**WHAT THE EXERCISE ASKS:** Write out every line of the material as it stands, apart from the pictures.

** begin **

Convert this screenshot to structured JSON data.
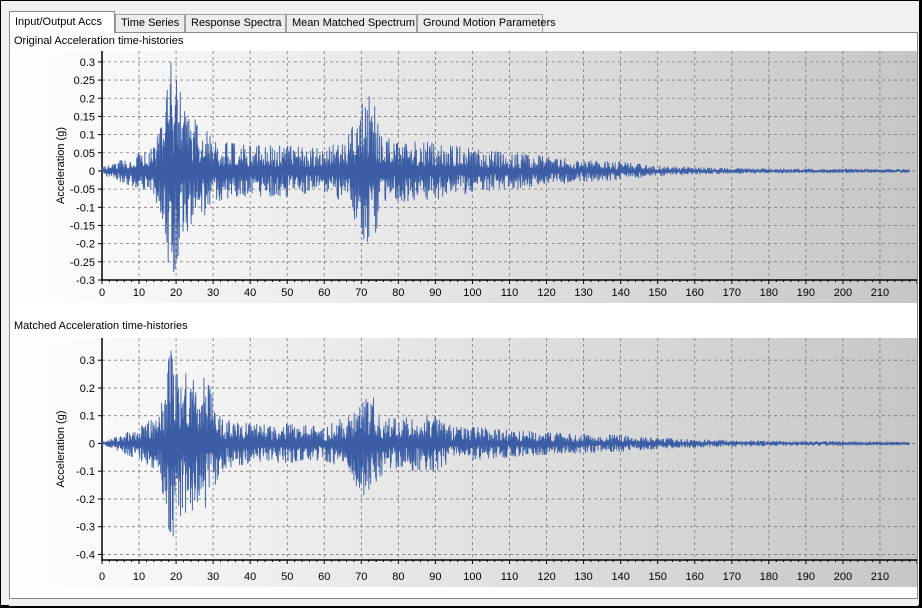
{
  "tabs": [
    {
      "label": "Input/Output Accs",
      "active": true
    },
    {
      "label": "Time Series",
      "active": false
    },
    {
      "label": "Response Spectra",
      "active": false
    },
    {
      "label": "Mean Matched Spectrum",
      "active": false
    },
    {
      "label": "Ground Motion Parameters",
      "active": false
    }
  ],
  "colors": {
    "series": "#3a5da6",
    "grid": "#7a7a7a",
    "background_start": "#ffffff",
    "background_end": "#c6c6c6"
  },
  "chart_data": [
    {
      "type": "line",
      "title": "Original Acceleration time-histories",
      "xlabel": "",
      "ylabel": "Acceleration (g)",
      "xlim": [
        0,
        220
      ],
      "ylim": [
        -0.3,
        0.33
      ],
      "xticks": [
        0,
        10,
        20,
        30,
        40,
        50,
        60,
        70,
        80,
        90,
        100,
        110,
        120,
        130,
        140,
        150,
        160,
        170,
        180,
        190,
        200,
        210
      ],
      "yticks": [
        0.3,
        0.25,
        0.2,
        0.15,
        0.1,
        0.05,
        0,
        -0.05,
        -0.1,
        -0.15,
        -0.2,
        -0.25,
        -0.3
      ],
      "ytick_labels": [
        "0.3",
        "0.25",
        "0.2",
        "0.15",
        "0.1",
        "0.05",
        "0",
        "-0.05",
        "-0.1",
        "-0.15",
        "-0.2",
        "-0.25",
        "-0.3"
      ],
      "grid": true,
      "series_envelope": {
        "description_points_x": [
          0,
          5,
          10,
          14,
          17,
          18.5,
          19,
          19.5,
          21,
          24,
          28,
          32,
          40,
          50,
          60,
          66,
          70,
          71,
          73,
          75,
          78,
          85,
          90,
          95,
          100,
          110,
          120,
          130,
          140,
          150,
          160,
          170,
          180,
          190,
          200,
          210,
          218
        ],
        "amplitude": [
          0.01,
          0.03,
          0.05,
          0.07,
          0.15,
          0.33,
          0.32,
          0.28,
          0.22,
          0.15,
          0.12,
          0.08,
          0.07,
          0.07,
          0.06,
          0.09,
          0.17,
          0.23,
          0.2,
          0.13,
          0.09,
          0.08,
          0.08,
          0.07,
          0.06,
          0.05,
          0.04,
          0.03,
          0.025,
          0.015,
          0.01,
          0.008,
          0.007,
          0.006,
          0.006,
          0.005,
          0.005
        ]
      }
    },
    {
      "type": "line",
      "title": "Matched Acceleration time-histories",
      "xlabel": "",
      "ylabel": "Acceleration (g)",
      "xlim": [
        0,
        220
      ],
      "ylim": [
        -0.42,
        0.38
      ],
      "xticks": [
        0,
        10,
        20,
        30,
        40,
        50,
        60,
        70,
        80,
        90,
        100,
        110,
        120,
        130,
        140,
        150,
        160,
        170,
        180,
        190,
        200,
        210
      ],
      "yticks": [
        0.3,
        0.2,
        0.1,
        0,
        -0.1,
        -0.2,
        -0.3,
        -0.4
      ],
      "ytick_labels": [
        "0.3",
        "0.2",
        "0.1",
        "0",
        "-0.1",
        "-0.2",
        "-0.3",
        "-0.4"
      ],
      "grid": true,
      "series_envelope": {
        "description_points_x": [
          0,
          5,
          10,
          14,
          17,
          18.5,
          19,
          20,
          22,
          25,
          28,
          32,
          40,
          50,
          60,
          66,
          70,
          72,
          75,
          78,
          85,
          90,
          95,
          100,
          110,
          120,
          130,
          140,
          150,
          160,
          170,
          180,
          190,
          200,
          210,
          218
        ],
        "amplitude": [
          0.01,
          0.03,
          0.06,
          0.09,
          0.2,
          0.36,
          0.4,
          0.32,
          0.26,
          0.24,
          0.24,
          0.1,
          0.07,
          0.07,
          0.06,
          0.1,
          0.18,
          0.2,
          0.12,
          0.09,
          0.1,
          0.1,
          0.06,
          0.06,
          0.05,
          0.04,
          0.035,
          0.03,
          0.02,
          0.015,
          0.012,
          0.01,
          0.008,
          0.008,
          0.007,
          0.006
        ]
      }
    }
  ]
}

** end **

**FINAL ANSWER:**
Convert this screenshot to structured JSON data.
{
  "tabs": [
    {
      "label": "Input/Output Accs",
      "active": true
    },
    {
      "label": "Time Series",
      "active": false
    },
    {
      "label": "Response Spectra",
      "active": false
    },
    {
      "label": "Mean Matched Spectrum",
      "active": false
    },
    {
      "label": "Ground Motion Parameters",
      "active": false
    }
  ],
  "colors": {
    "series": "#3a5da6",
    "grid": "#7a7a7a",
    "background_start": "#ffffff",
    "background_end": "#c6c6c6"
  },
  "chart_data": [
    {
      "type": "line",
      "title": "Original Acceleration time-histories",
      "xlabel": "",
      "ylabel": "Acceleration (g)",
      "xlim": [
        0,
        220
      ],
      "ylim": [
        -0.3,
        0.33
      ],
      "xticks": [
        0,
        10,
        20,
        30,
        40,
        50,
        60,
        70,
        80,
        90,
        100,
        110,
        120,
        130,
        140,
        150,
        160,
        170,
        180,
        190,
        200,
        210
      ],
      "yticks": [
        0.3,
        0.25,
        0.2,
        0.15,
        0.1,
        0.05,
        0,
        -0.05,
        -0.1,
        -0.15,
        -0.2,
        -0.25,
        -0.3
      ],
      "ytick_labels": [
        "0.3",
        "0.25",
        "0.2",
        "0.15",
        "0.1",
        "0.05",
        "0",
        "-0.05",
        "-0.1",
        "-0.15",
        "-0.2",
        "-0.25",
        "-0.3"
      ],
      "grid": true,
      "series_envelope": {
        "description_points_x": [
          0,
          5,
          10,
          14,
          17,
          18.5,
          19,
          19.5,
          21,
          24,
          28,
          32,
          40,
          50,
          60,
          66,
          70,
          71,
          73,
          75,
          78,
          85,
          90,
          95,
          100,
          110,
          120,
          130,
          140,
          150,
          160,
          170,
          180,
          190,
          200,
          210,
          218
        ],
        "amplitude": [
          0.01,
          0.03,
          0.05,
          0.07,
          0.15,
          0.33,
          0.32,
          0.28,
          0.22,
          0.15,
          0.12,
          0.08,
          0.07,
          0.07,
          0.06,
          0.09,
          0.17,
          0.23,
          0.2,
          0.13,
          0.09,
          0.08,
          0.08,
          0.07,
          0.06,
          0.05,
          0.04,
          0.03,
          0.025,
          0.015,
          0.01,
          0.008,
          0.007,
          0.006,
          0.006,
          0.005,
          0.005
        ]
      }
    },
    {
      "type": "line",
      "title": "Matched Acceleration time-histories",
      "xlabel": "",
      "ylabel": "Acceleration (g)",
      "xlim": [
        0,
        220
      ],
      "ylim": [
        -0.42,
        0.38
      ],
      "xticks": [
        0,
        10,
        20,
        30,
        40,
        50,
        60,
        70,
        80,
        90,
        100,
        110,
        120,
        130,
        140,
        150,
        160,
        170,
        180,
        190,
        200,
        210
      ],
      "yticks": [
        0.3,
        0.2,
        0.1,
        0,
        -0.1,
        -0.2,
        -0.3,
        -0.4
      ],
      "ytick_labels": [
        "0.3",
        "0.2",
        "0.1",
        "0",
        "-0.1",
        "-0.2",
        "-0.3",
        "-0.4"
      ],
      "grid": true,
      "series_envelope": {
        "description_points_x": [
          0,
          5,
          10,
          14,
          17,
          18.5,
          19,
          20,
          22,
          25,
          28,
          32,
          40,
          50,
          60,
          66,
          70,
          72,
          75,
          78,
          85,
          90,
          95,
          100,
          110,
          120,
          130,
          140,
          150,
          160,
          170,
          180,
          190,
          200,
          210,
          218
        ],
        "amplitude": [
          0.01,
          0.03,
          0.06,
          0.09,
          0.2,
          0.36,
          0.4,
          0.32,
          0.26,
          0.24,
          0.24,
          0.1,
          0.07,
          0.07,
          0.06,
          0.1,
          0.18,
          0.2,
          0.12,
          0.09,
          0.1,
          0.1,
          0.06,
          0.06,
          0.05,
          0.04,
          0.035,
          0.03,
          0.02,
          0.015,
          0.012,
          0.01,
          0.008,
          0.008,
          0.007,
          0.006
        ]
      }
    }
  ]
}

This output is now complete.